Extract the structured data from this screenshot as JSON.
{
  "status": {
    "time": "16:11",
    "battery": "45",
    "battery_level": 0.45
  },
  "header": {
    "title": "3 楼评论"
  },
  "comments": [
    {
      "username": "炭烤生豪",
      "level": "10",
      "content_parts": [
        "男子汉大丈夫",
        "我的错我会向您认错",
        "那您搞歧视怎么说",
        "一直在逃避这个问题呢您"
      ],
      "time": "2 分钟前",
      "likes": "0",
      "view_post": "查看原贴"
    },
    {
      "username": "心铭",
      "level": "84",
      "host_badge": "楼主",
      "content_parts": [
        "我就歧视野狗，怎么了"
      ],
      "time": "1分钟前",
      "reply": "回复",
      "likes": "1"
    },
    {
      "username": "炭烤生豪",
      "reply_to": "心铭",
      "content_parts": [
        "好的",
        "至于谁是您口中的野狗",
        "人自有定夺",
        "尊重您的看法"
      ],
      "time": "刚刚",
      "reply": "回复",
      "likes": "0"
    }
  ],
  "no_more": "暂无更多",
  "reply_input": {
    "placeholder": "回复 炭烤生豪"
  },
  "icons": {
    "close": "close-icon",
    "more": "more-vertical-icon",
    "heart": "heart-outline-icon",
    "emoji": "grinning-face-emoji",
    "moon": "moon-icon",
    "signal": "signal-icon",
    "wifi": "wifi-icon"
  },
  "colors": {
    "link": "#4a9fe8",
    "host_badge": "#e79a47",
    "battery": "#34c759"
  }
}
◇ ◇ ◇
WHAT THIS TASK INVOLVES:
Using the listing above, locate the lines that hold "time" and copy each one.

WRITTEN RESPONSE:
    "time": "16:11",
      "time": "2 分钟前",
      "time": "1分钟前",
      "time": "刚刚",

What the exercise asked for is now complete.